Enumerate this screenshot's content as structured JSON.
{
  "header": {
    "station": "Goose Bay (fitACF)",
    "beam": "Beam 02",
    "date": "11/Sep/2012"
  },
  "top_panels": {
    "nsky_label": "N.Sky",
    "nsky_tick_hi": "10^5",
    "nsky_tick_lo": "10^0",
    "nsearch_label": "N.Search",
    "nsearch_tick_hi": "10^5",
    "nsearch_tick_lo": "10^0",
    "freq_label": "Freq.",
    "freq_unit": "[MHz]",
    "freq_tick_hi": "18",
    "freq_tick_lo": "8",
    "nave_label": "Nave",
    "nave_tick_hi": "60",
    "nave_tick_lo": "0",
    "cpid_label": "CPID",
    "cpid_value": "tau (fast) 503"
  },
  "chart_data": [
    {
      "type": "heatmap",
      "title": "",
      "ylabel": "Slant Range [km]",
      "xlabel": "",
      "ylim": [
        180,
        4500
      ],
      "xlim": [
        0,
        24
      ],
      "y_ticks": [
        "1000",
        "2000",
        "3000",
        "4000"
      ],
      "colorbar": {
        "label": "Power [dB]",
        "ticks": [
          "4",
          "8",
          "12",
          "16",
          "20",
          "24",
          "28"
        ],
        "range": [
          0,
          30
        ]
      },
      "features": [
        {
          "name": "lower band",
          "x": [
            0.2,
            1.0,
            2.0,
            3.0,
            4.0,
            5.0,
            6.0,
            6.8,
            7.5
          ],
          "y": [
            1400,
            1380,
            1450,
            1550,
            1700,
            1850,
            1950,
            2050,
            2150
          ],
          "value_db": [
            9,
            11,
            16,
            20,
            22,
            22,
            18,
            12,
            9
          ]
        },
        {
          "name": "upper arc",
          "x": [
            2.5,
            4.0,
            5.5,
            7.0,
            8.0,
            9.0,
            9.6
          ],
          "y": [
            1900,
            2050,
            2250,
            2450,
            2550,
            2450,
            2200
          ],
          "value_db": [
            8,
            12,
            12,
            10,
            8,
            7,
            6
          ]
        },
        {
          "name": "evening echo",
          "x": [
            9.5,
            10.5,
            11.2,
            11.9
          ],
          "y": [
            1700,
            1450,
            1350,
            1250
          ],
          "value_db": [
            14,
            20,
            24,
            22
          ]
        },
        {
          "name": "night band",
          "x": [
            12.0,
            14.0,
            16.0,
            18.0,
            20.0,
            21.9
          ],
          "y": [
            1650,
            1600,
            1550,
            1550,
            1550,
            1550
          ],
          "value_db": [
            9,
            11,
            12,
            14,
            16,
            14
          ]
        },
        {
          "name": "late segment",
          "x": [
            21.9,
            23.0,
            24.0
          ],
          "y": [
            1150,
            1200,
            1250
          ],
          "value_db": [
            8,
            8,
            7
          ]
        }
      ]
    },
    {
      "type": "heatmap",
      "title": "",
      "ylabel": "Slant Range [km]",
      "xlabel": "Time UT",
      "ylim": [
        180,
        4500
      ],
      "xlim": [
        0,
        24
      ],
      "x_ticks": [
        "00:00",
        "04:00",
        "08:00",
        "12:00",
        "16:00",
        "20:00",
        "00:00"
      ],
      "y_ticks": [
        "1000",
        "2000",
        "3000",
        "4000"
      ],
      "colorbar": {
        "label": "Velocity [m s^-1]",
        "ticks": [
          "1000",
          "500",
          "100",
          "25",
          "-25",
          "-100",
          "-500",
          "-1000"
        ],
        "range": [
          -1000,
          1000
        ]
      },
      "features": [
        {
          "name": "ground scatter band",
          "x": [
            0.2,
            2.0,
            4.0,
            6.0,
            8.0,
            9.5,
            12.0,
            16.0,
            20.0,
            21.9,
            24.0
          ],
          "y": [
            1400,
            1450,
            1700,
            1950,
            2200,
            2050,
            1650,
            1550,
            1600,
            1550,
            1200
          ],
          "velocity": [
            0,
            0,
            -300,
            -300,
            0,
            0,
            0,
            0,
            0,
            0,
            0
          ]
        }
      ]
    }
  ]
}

-=-=-

## WHAT IS BEING ASKED
Print the records above in full, exactly.

## SOLUTION FOR THIS TASK
Enumerate this screenshot's content as structured JSON.
{
  "header": {
    "station": "Goose Bay (fitACF)",
    "beam": "Beam 02",
    "date": "11/Sep/2012"
  },
  "top_panels": {
    "nsky_label": "N.Sky",
    "nsky_tick_hi": "10^5",
    "nsky_tick_lo": "10^0",
    "nsearch_label": "N.Search",
    "nsearch_tick_hi": "10^5",
    "nsearch_tick_lo": "10^0",
    "freq_label": "Freq.",
    "freq_unit": "[MHz]",
    "freq_tick_hi": "18",
    "freq_tick_lo": "8",
    "nave_label": "Nave",
    "nave_tick_hi": "60",
    "nave_tick_lo": "0",
    "cpid_label": "CPID",
    "cpid_value": "tau (fast) 503"
  },
  "chart_data": [
    {
      "type": "heatmap",
      "title": "",
      "ylabel": "Slant Range [km]",
      "xlabel": "",
      "ylim": [
        180,
        4500
      ],
      "xlim": [
        0,
        24
      ],
      "y_ticks": [
        "1000",
        "2000",
        "3000",
        "4000"
      ],
      "colorbar": {
        "label": "Power [dB]",
        "ticks": [
          "4",
          "8",
          "12",
          "16",
          "20",
          "24",
          "28"
        ],
        "range": [
          0,
          30
        ]
      },
      "features": [
        {
          "name": "lower band",
          "x": [
            0.2,
            1.0,
            2.0,
            3.0,
            4.0,
            5.0,
            6.0,
            6.8,
            7.5
          ],
          "y": [
            1400,
            1380,
            1450,
            1550,
            1700,
            1850,
            1950,
            2050,
            2150
          ],
          "value_db": [
            9,
            11,
            16,
            20,
            22,
            22,
            18,
            12,
            9
          ]
        },
        {
          "name": "upper arc",
          "x": [
            2.5,
            4.0,
            5.5,
            7.0,
            8.0,
            9.0,
            9.6
          ],
          "y": [
            1900,
            2050,
            2250,
            2450,
            2550,
            2450,
            2200
          ],
          "value_db": [
            8,
            12,
            12,
            10,
            8,
            7,
            6
          ]
        },
        {
          "name": "evening echo",
          "x": [
            9.5,
            10.5,
            11.2,
            11.9
          ],
          "y": [
            1700,
            1450,
            1350,
            1250
          ],
          "value_db": [
            14,
            20,
            24,
            22
          ]
        },
        {
          "name": "night band",
          "x": [
            12.0,
            14.0,
            16.0,
            18.0,
            20.0,
            21.9
          ],
          "y": [
            1650,
            1600,
            1550,
            1550,
            1550,
            1550
          ],
          "value_db": [
            9,
            11,
            12,
            14,
            16,
            14
          ]
        },
        {
          "name": "late segment",
          "x": [
            21.9,
            23.0,
            24.0
          ],
          "y": [
            1150,
            1200,
            1250
          ],
          "value_db": [
            8,
            8,
            7
          ]
        }
      ]
    },
    {
      "type": "heatmap",
      "title": "",
      "ylabel": "Slant Range [km]",
      "xlabel": "Time UT",
      "ylim": [
        180,
        4500
      ],
      "xlim": [
        0,
        24
      ],
      "x_ticks": [
        "00:00",
        "04:00",
        "08:00",
        "12:00",
        "16:00",
        "20:00",
        "00:00"
      ],
      "y_ticks": [
        "1000",
        "2000",
        "3000",
        "4000"
      ],
      "colorbar": {
        "label": "Velocity [m s^-1]",
        "ticks": [
          "1000",
          "500",
          "100",
          "25",
          "-25",
          "-100",
          "-500",
          "-1000"
        ],
        "range": [
          -1000,
          1000
        ]
      },
      "features": [
        {
          "name": "ground scatter band",
          "x": [
            0.2,
            2.0,
            4.0,
            6.0,
            8.0,
            9.5,
            12.0,
            16.0,
            20.0,
            21.9,
            24.0
          ],
          "y": [
            1400,
            1450,
            1700,
            1950,
            2200,
            2050,
            1650,
            1550,
            1600,
            1550,
            1200
          ],
          "velocity": [
            0,
            0,
            -300,
            -300,
            0,
            0,
            0,
            0,
            0,
            0,
            0
          ]
        }
      ]
    }
  ]
}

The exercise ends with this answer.